> _Written problem_
Write out the lines verbatim, beginning with the first line of the dataset items and continuing through the line containing "data-bar-jscur2 <box>490 319 494 521</box>".

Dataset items
* Start *

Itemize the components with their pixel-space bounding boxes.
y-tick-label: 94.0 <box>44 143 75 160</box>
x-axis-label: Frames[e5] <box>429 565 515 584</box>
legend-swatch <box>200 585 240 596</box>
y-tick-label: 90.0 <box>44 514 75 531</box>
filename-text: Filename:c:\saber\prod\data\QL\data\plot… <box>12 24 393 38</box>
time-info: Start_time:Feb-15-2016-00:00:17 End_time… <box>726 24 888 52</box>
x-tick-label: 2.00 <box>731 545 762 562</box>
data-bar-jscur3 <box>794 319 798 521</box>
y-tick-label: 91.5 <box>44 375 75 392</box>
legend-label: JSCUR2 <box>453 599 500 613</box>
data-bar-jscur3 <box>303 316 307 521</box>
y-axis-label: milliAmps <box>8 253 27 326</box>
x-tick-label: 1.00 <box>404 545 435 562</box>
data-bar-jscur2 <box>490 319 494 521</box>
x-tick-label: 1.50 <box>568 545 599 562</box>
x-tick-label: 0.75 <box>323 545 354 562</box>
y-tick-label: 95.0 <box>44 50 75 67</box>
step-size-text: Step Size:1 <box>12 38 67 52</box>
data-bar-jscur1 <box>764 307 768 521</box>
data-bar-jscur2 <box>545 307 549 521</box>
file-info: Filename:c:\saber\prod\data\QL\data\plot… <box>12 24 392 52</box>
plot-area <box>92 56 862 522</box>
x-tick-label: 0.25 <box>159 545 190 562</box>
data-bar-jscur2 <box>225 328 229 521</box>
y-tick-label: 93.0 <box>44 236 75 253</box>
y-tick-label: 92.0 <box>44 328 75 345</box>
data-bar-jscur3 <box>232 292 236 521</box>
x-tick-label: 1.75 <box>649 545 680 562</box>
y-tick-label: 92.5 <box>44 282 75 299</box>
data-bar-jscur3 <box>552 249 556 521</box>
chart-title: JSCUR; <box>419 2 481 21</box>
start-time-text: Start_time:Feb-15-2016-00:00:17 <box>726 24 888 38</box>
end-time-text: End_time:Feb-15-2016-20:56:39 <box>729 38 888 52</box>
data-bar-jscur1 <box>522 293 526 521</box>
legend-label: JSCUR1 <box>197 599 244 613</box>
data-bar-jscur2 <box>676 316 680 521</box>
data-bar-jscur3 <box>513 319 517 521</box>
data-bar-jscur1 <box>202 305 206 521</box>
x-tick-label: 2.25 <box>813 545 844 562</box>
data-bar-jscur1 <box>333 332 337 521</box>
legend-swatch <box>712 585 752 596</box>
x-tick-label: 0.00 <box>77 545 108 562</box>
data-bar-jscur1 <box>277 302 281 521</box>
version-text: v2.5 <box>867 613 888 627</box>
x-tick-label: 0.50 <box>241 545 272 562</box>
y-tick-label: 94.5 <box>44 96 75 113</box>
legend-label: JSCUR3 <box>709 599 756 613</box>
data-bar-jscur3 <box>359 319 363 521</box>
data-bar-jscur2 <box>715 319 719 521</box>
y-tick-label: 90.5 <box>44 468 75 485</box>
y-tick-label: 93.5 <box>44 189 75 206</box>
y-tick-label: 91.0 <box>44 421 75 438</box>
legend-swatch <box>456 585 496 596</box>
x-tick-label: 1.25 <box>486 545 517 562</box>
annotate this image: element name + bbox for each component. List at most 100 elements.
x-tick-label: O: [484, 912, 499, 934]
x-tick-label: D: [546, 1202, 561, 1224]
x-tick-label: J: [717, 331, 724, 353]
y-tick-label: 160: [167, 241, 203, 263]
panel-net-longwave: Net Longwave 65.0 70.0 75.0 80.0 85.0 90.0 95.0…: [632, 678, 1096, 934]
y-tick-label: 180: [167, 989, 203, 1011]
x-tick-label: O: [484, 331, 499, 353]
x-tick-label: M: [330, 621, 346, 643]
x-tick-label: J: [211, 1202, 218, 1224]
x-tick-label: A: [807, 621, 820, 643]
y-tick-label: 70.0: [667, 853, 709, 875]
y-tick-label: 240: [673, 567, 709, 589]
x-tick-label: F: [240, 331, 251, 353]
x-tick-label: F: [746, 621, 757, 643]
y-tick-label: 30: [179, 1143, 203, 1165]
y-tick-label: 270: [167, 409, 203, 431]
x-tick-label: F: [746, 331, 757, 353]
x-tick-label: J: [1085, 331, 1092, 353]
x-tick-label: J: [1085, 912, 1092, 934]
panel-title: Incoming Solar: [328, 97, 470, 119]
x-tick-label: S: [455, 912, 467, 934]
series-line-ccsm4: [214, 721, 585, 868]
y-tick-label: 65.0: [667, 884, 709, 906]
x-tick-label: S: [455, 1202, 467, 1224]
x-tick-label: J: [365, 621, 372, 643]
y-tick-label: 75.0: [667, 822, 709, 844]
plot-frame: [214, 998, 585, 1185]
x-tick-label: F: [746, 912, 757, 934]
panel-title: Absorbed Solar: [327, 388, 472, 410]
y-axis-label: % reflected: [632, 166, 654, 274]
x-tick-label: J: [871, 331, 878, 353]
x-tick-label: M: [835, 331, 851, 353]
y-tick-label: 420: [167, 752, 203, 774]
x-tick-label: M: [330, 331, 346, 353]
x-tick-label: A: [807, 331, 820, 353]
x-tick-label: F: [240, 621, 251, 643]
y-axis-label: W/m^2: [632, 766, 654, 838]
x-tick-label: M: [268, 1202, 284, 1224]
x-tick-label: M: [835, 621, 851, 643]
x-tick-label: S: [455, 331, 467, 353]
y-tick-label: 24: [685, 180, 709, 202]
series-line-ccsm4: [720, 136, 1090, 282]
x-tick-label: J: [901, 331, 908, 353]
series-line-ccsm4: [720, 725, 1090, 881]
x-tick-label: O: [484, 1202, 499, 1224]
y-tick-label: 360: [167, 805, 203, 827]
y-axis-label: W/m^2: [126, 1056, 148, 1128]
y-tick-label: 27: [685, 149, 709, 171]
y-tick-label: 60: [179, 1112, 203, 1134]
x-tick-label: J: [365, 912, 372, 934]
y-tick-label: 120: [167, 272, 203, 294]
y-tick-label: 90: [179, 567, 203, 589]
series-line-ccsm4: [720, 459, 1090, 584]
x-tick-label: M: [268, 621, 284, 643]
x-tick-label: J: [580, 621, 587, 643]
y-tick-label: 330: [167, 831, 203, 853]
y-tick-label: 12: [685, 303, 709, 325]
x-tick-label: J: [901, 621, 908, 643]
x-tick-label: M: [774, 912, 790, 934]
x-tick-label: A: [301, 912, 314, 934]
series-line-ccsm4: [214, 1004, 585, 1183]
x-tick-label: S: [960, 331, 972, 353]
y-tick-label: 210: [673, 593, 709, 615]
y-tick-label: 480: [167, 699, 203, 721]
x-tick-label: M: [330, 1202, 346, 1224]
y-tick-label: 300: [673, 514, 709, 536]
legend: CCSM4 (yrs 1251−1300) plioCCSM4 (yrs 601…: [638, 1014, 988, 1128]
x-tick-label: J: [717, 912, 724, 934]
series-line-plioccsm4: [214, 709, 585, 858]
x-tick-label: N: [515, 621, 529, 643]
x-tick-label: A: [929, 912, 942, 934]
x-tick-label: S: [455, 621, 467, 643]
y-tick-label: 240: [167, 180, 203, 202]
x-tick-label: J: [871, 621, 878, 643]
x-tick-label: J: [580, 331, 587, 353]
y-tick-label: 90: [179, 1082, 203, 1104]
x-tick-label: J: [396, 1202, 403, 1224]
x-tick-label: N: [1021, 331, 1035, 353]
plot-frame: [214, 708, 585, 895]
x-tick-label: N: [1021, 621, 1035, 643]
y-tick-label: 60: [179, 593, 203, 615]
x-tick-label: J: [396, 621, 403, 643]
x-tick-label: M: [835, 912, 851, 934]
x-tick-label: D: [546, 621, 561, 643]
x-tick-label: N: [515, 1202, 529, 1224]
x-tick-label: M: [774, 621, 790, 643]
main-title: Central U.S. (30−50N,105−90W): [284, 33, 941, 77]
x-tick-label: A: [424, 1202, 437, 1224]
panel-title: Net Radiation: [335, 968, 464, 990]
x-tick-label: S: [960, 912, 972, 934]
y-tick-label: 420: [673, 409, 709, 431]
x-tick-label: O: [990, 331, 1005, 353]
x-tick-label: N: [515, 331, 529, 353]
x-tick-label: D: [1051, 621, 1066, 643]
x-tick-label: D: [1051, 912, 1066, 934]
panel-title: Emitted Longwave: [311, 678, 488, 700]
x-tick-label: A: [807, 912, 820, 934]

* End *

> _Result below_
Itemize the components with their pixel-space bounding boxes.
y-tick-label: 94.0 <box>44 143 75 160</box>
x-axis-label: Frames[e5] <box>429 565 515 584</box>
legend-swatch <box>200 585 240 596</box>
y-tick-label: 90.0 <box>44 514 75 531</box>
filename-text: Filename:c:\saber\prod\data\QL\data\plot… <box>12 24 393 38</box>
time-info: Start_time:Feb-15-2016-00:00:17 End_time… <box>726 24 888 52</box>
x-tick-label: 2.00 <box>731 545 762 562</box>
data-bar-jscur3 <box>794 319 798 521</box>
y-tick-label: 91.5 <box>44 375 75 392</box>
legend-label: JSCUR2 <box>453 599 500 613</box>
data-bar-jscur3 <box>303 316 307 521</box>
y-axis-label: milliAmps <box>8 253 27 326</box>
x-tick-label: 1.00 <box>404 545 435 562</box>
data-bar-jscur2 <box>490 319 494 521</box>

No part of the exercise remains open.